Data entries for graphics
···
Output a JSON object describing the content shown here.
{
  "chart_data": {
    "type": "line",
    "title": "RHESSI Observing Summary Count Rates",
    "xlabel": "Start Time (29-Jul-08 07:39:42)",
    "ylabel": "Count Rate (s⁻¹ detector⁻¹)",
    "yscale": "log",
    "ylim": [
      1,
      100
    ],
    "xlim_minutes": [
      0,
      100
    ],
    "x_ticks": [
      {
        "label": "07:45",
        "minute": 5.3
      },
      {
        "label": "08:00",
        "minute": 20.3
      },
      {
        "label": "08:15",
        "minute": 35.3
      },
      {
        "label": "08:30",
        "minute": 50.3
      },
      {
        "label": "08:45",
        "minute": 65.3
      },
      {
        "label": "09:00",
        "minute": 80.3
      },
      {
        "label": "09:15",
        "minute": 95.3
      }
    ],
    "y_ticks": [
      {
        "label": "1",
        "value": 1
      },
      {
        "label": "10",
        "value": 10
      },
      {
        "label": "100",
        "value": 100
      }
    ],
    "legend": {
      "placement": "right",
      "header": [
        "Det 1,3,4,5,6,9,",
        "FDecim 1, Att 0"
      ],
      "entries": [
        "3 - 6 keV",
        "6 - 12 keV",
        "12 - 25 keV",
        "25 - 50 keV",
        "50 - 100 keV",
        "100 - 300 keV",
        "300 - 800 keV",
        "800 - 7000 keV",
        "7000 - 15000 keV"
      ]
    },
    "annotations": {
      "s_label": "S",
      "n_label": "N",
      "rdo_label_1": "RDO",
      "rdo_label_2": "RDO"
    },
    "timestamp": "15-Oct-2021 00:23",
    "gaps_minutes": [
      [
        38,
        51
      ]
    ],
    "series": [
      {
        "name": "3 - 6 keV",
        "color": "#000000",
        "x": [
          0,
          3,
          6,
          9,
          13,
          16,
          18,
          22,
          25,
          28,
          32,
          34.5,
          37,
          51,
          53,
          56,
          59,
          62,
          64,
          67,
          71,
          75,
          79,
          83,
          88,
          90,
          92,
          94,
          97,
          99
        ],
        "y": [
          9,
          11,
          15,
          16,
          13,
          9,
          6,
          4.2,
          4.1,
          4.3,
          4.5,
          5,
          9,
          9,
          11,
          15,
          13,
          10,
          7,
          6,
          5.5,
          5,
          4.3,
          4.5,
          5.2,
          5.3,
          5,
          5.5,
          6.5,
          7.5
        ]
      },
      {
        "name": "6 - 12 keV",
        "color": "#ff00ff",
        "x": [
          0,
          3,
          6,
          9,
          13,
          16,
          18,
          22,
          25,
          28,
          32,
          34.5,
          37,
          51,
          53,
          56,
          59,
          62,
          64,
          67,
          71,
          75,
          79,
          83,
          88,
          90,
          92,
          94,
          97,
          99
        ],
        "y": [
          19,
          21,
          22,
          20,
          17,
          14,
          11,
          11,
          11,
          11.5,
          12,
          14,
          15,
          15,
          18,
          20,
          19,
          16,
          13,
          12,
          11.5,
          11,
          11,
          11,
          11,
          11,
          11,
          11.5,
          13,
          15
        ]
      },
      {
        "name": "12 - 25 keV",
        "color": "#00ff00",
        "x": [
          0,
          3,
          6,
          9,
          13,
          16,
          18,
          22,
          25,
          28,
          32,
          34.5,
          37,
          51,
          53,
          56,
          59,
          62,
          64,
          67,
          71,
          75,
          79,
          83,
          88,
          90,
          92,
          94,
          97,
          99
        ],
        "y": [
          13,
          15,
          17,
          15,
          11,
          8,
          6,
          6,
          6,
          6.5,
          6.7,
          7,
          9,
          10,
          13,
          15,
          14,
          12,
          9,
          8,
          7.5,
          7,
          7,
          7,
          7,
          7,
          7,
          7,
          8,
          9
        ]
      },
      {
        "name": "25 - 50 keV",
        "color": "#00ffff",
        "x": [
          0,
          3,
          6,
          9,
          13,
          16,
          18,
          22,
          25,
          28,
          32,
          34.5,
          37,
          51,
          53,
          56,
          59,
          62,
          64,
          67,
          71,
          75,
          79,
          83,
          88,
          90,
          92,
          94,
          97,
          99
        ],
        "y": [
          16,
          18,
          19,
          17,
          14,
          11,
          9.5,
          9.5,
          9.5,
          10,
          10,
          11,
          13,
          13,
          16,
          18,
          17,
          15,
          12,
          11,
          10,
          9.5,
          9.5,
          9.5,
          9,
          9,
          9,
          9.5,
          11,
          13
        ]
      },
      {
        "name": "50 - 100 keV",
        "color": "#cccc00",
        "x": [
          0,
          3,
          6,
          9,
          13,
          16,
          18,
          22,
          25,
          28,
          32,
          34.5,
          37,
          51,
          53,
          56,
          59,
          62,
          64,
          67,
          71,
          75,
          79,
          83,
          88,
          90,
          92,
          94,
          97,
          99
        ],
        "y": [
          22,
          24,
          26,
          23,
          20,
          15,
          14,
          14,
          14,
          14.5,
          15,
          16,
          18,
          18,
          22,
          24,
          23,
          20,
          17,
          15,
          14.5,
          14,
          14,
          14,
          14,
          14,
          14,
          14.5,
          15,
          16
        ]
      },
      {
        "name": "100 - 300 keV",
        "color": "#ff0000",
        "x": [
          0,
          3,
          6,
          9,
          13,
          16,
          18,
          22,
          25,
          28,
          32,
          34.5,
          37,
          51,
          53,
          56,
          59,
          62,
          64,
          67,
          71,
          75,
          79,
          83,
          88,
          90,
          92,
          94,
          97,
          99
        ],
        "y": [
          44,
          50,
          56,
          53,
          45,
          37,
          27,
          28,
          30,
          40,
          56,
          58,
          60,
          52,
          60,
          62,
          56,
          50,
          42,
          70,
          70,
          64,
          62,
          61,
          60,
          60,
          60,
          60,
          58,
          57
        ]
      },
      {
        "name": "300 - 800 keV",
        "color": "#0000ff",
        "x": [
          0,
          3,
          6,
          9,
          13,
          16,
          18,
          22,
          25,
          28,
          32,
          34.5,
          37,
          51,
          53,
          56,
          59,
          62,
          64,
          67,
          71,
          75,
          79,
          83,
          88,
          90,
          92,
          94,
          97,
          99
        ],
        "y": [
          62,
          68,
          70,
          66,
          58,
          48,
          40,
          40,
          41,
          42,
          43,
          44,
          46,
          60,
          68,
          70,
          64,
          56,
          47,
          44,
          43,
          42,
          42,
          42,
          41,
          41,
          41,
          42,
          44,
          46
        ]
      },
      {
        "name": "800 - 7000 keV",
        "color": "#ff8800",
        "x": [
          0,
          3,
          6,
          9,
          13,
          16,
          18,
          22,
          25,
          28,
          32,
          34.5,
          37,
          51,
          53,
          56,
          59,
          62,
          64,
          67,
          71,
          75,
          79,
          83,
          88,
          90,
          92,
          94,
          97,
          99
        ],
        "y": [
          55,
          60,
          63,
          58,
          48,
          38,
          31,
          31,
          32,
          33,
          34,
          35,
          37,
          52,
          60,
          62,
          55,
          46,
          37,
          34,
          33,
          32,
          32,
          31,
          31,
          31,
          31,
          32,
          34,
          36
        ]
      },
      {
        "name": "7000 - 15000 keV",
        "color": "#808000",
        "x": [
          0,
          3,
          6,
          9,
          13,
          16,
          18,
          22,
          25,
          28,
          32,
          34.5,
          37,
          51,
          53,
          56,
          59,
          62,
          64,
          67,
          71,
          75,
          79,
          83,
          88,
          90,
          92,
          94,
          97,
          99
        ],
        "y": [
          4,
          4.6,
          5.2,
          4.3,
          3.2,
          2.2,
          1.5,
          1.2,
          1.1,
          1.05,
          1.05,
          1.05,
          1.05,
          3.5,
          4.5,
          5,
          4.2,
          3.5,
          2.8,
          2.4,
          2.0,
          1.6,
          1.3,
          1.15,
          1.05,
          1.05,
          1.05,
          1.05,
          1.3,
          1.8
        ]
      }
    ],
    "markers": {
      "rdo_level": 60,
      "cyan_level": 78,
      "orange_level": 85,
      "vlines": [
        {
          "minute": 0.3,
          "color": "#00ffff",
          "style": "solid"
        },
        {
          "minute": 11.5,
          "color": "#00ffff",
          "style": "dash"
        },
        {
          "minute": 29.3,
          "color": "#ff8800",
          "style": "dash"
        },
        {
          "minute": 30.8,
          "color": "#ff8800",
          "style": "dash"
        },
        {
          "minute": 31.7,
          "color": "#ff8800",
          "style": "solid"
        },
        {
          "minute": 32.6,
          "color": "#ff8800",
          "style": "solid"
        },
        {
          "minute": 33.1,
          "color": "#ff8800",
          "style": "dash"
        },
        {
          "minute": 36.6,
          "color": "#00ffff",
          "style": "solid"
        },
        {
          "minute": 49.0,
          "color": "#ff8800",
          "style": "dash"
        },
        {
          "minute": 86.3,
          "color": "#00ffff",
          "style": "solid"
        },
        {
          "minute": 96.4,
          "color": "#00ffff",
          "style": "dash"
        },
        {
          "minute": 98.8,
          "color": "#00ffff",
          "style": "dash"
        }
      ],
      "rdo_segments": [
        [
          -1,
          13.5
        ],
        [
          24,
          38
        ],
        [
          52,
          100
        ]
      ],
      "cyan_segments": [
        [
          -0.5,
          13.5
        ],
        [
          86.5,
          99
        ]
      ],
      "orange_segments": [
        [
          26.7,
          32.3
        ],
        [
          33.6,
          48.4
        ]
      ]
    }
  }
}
···
# What is being asked:
Extract every line containing the string "Count" from the data above.

# Answer to this task:
    "title": "RHESSI Observing Summary Count Rates",
    "ylabel": "Count Rate (s⁻¹ detector⁻¹)",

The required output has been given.